Extracted records:
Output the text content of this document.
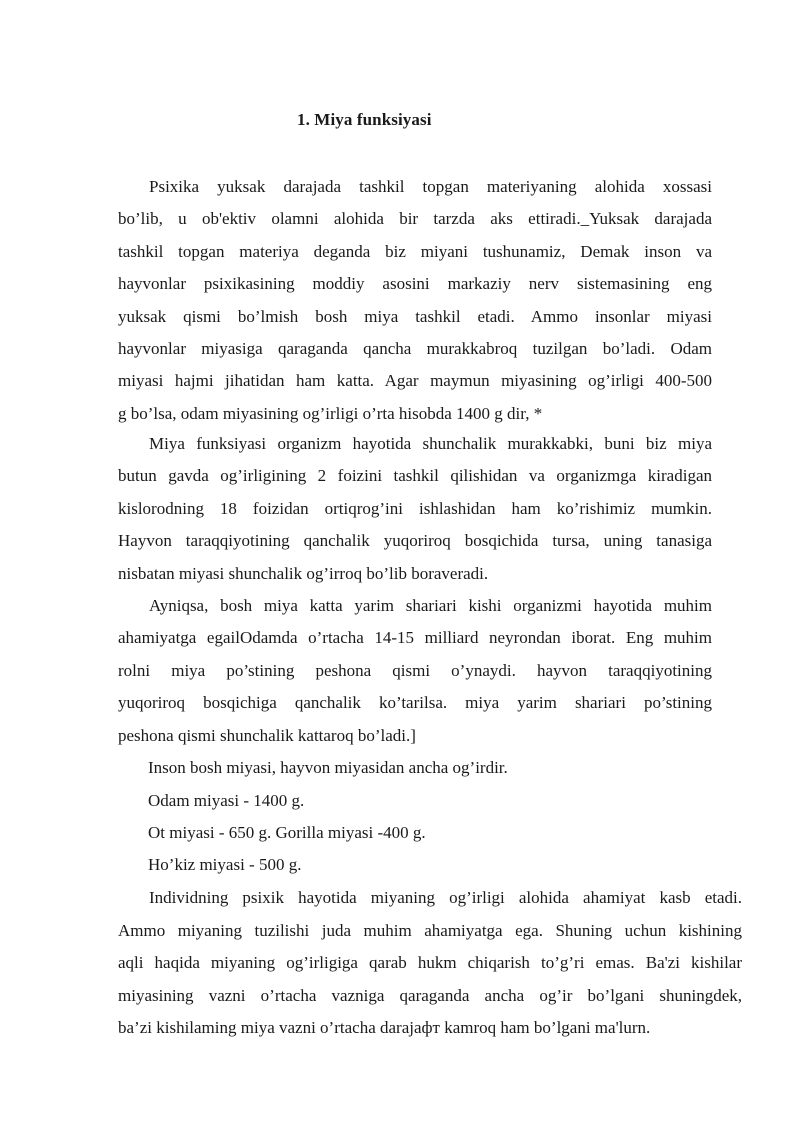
1. Miya funksiyasi
Psixika yuksak darajada tashkil topgan materiyaning alohida xossasi
bo’lib, u ob'ektiv olamni alohida bir tarzda aks ettiradi._Yuksak darajada
tashkil topgan materiya deganda biz miyani tushunamiz, Demak inson va
hayvonlar psixikasining moddiy asosini markaziy nerv sistemasining eng
yuksak qismi bo’lmish bosh miya tashkil etadi. Ammo insonlar miyasi
hayvonlar miyasiga qaraganda qancha murakkabroq tuzilgan bo’ladi. Odam
miyasi hajmi jihatidan ham katta. Agar maymun miyasining og’irligi 400-500
g bo’lsa, odam miyasining og’irligi o’rta hisobda 1400 g dir, *
Miya funksiyasi organizm hayotida shunchalik murakkabki, buni biz miya
butun gavda og’irligining 2 foizini tashkil qilishidan va organizmga kiradigan
kislorodning 18 foizidan ortiqrog’ini ishlashidan ham ko’rishimiz mumkin.
Hayvon taraqqiyotining qanchalik yuqoriroq bosqichida tursa, uning tanasiga
nisbatan miyasi shunchalik og’irroq bo’lib boraveradi.
Ayniqsa, bosh miya katta yarim shariari kishi organizmi hayotida muhim
ahamiyatga egailOdamda o’rtacha 14-15 milliard neyrondan iborat. Eng muhim
rolni miya po’stining peshona qismi o’ynaydi. hayvon taraqqiyotining
yuqoriroq bosqichiga qanchalik ko’tarilsa. miya yarim shariari po’stining
peshona qismi shunchalik kattaroq bo’ladi.]
Inson bosh miyasi, hayvon miyasidan ancha og’irdir.
Odam miyasi - 1400 g.
Ot miyasi - 650 g. Gorilla miyasi -400 g.
Ho’kiz miyasi - 500 g.
Individning psixik hayotida miyaning og’irligi alohida ahamiyat kasb etadi.
Ammo miyaning tuzilishi juda muhim ahamiyatga ega. Shuning uchun kishining
aqli haqida miyaning og’irligiga qarab hukm chiqarish to’g’ri emas. Ba'zi kishilar
miyasining vazni o’rtacha vazniga qaraganda ancha og’ir bo’lgani shuningdek,
ba’zi kishilaming miya vazni o’rtacha darajaфт kamroq ham bo’lgani ma'lurn.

**TASK BRIEF:**
From the data above, write out everything exactly except the pictures.

**EXERCISE RESPONSE:**
Output the text content of this document.
1. Miya funksiyasi
Psixika yuksak darajada tashkil topgan materiyaning alohida xossasi
bo’lib, u ob'ektiv olamni alohida bir tarzda aks ettiradi._Yuksak darajada
tashkil topgan materiya deganda biz miyani tushunamiz, Demak inson va
hayvonlar psixikasining moddiy asosini markaziy nerv sistemasining eng
yuksak qismi bo’lmish bosh miya tashkil etadi. Ammo insonlar miyasi
hayvonlar miyasiga qaraganda qancha murakkabroq tuzilgan bo’ladi. Odam
miyasi hajmi jihatidan ham katta. Agar maymun miyasining og’irligi 400-500
g bo’lsa, odam miyasining og’irligi o’rta hisobda 1400 g dir, *
Miya funksiyasi organizm hayotida shunchalik murakkabki, buni biz miya
butun gavda og’irligining 2 foizini tashkil qilishidan va organizmga kiradigan
kislorodning 18 foizidan ortiqrog’ini ishlashidan ham ko’rishimiz mumkin.
Hayvon taraqqiyotining qanchalik yuqoriroq bosqichida tursa, uning tanasiga
nisbatan miyasi shunchalik og’irroq bo’lib boraveradi.
Ayniqsa, bosh miya katta yarim shariari kishi organizmi hayotida muhim
ahamiyatga egailOdamda o’rtacha 14-15 milliard neyrondan iborat. Eng muhim
rolni miya po’stining peshona qismi o’ynaydi. hayvon taraqqiyotining
yuqoriroq bosqichiga qanchalik ko’tarilsa. miya yarim shariari po’stining
peshona qismi shunchalik kattaroq bo’ladi.]
Inson bosh miyasi, hayvon miyasidan ancha og’irdir.
Odam miyasi - 1400 g.
Ot miyasi - 650 g. Gorilla miyasi -400 g.
Ho’kiz miyasi - 500 g.
Individning psixik hayotida miyaning og’irligi alohida ahamiyat kasb etadi.
Ammo miyaning tuzilishi juda muhim ahamiyatga ega. Shuning uchun kishining
aqli haqida miyaning og’irligiga qarab hukm chiqarish to’g’ri emas. Ba'zi kishilar
miyasining vazni o’rtacha vazniga qaraganda ancha og’ir bo’lgani shuningdek,
ba’zi kishilaming miya vazni o’rtacha darajaфт kamroq ham bo’lgani ma'lurn.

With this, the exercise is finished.